AANGELEVERD MATERIAAL:
==============================

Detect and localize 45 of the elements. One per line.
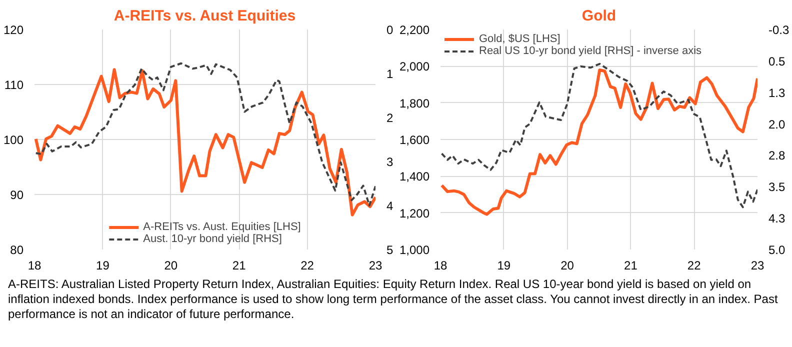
y-tick-label: 110 <box>4 78 24 92</box>
y2-tick-label: 1 <box>386 67 394 81</box>
y2-tick-label: 2.8 <box>768 148 786 163</box>
y2-tick-label: 0 <box>386 23 394 37</box>
x-tick-label: 23 <box>750 258 764 272</box>
x-tick-label: 19 <box>497 258 511 272</box>
y-tick-label: 1,800 <box>399 96 430 110</box>
y-tick-label: 100 <box>3 133 24 147</box>
x-tick-label: 21 <box>624 258 638 272</box>
y2-tick-label: 4 <box>386 199 394 213</box>
y-tick-label: 1,600 <box>399 133 430 147</box>
y2-tick-label: 3.5 <box>768 180 786 194</box>
x-tick-label: 21 <box>232 258 246 272</box>
x-tick-label: 20 <box>164 258 178 272</box>
y2-tick-label: 5.0 <box>768 243 786 257</box>
y-tick-label: 2,200 <box>399 23 430 37</box>
y2-tick-label: 1.3 <box>768 86 786 100</box>
chart-title: A-REITs vs. Aust Equities <box>114 8 296 24</box>
y-tick-label: 90 <box>10 188 24 202</box>
legend-label: Real US 10-yr bond yield [RHS] - inverse axis <box>479 45 702 57</box>
x-tick-label: 23 <box>368 258 382 272</box>
y2-tick-label: 2 <box>386 111 394 125</box>
x-tick-label: 18 <box>434 258 448 272</box>
y2-tick-label: 2.0 <box>768 117 786 132</box>
y-tick-label: 120 <box>3 23 24 37</box>
y2-tick-label: 5 <box>386 243 394 257</box>
y-tick-label: 1,200 <box>399 206 430 220</box>
x-tick-label: 19 <box>96 258 110 272</box>
x-tick-label: 18 <box>28 258 42 272</box>
chart-title: Gold <box>582 8 616 24</box>
y-tick-label: 80 <box>10 243 24 257</box>
y-tick-label: 1,000 <box>399 243 430 257</box>
legend-label: A-REITs vs. Aust. Equities [LHS] <box>143 221 301 233</box>
text: A-REITS: Australian Listed Property Return Index, Australian Equities: Equity Return Index. Real US 10-year bond yield is based on yield on inflation indexed bonds. Index performance is used to show long term performance of the asset class. You cannot invest directly in an index. Past performance is not an indicator of future performance. <box>8 277 779 322</box>
y2-tick-label: 0.5 <box>768 54 786 68</box>
y2-tick-label: -0.3 <box>768 23 790 37</box>
y2-tick-label: 3 <box>386 155 394 169</box>
y2-tick-label: 4.3 <box>768 212 786 226</box>
legend-label: Aust. 10-yr bond yield [RHS] <box>143 233 282 245</box>
y-tick-label: 2,000 <box>399 60 430 74</box>
x-tick-label: 22 <box>300 258 314 272</box>
x-tick-label: 22 <box>687 258 702 272</box>
y-tick-label: 1,400 <box>399 170 430 184</box>
legend-label: Gold, $US [LHS] <box>479 33 560 45</box>
x-tick-label: 20 <box>560 258 574 272</box>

==============================

WAT JE DOET:
Herhaal ongewijzigd de regels uit het materiaal hierboven, te beginnen bij de regel met "y-tick-label: 110 <box>4 78 24 92</box>" en doorlopend tot en met de regel met "y-tick-label: 2,200 <box>399 23 430 37</box>". Geef alleen die regels.

OPLOSSING:
y-tick-label: 110 <box>4 78 24 92</box>
y2-tick-label: 1 <box>386 67 394 81</box>
y2-tick-label: 2.8 <box>768 148 786 163</box>
y2-tick-label: 0 <box>386 23 394 37</box>
x-tick-label: 23 <box>750 258 764 272</box>
x-tick-label: 19 <box>497 258 511 272</box>
y-tick-label: 1,800 <box>399 96 430 110</box>
y-tick-label: 100 <box>3 133 24 147</box>
x-tick-label: 21 <box>624 258 638 272</box>
y2-tick-label: 4 <box>386 199 394 213</box>
y-tick-label: 1,600 <box>399 133 430 147</box>
y2-tick-label: 3.5 <box>768 180 786 194</box>
x-tick-label: 21 <box>232 258 246 272</box>
x-tick-label: 20 <box>164 258 178 272</box>
y2-tick-label: 5.0 <box>768 243 786 257</box>
y-tick-label: 2,200 <box>399 23 430 37</box>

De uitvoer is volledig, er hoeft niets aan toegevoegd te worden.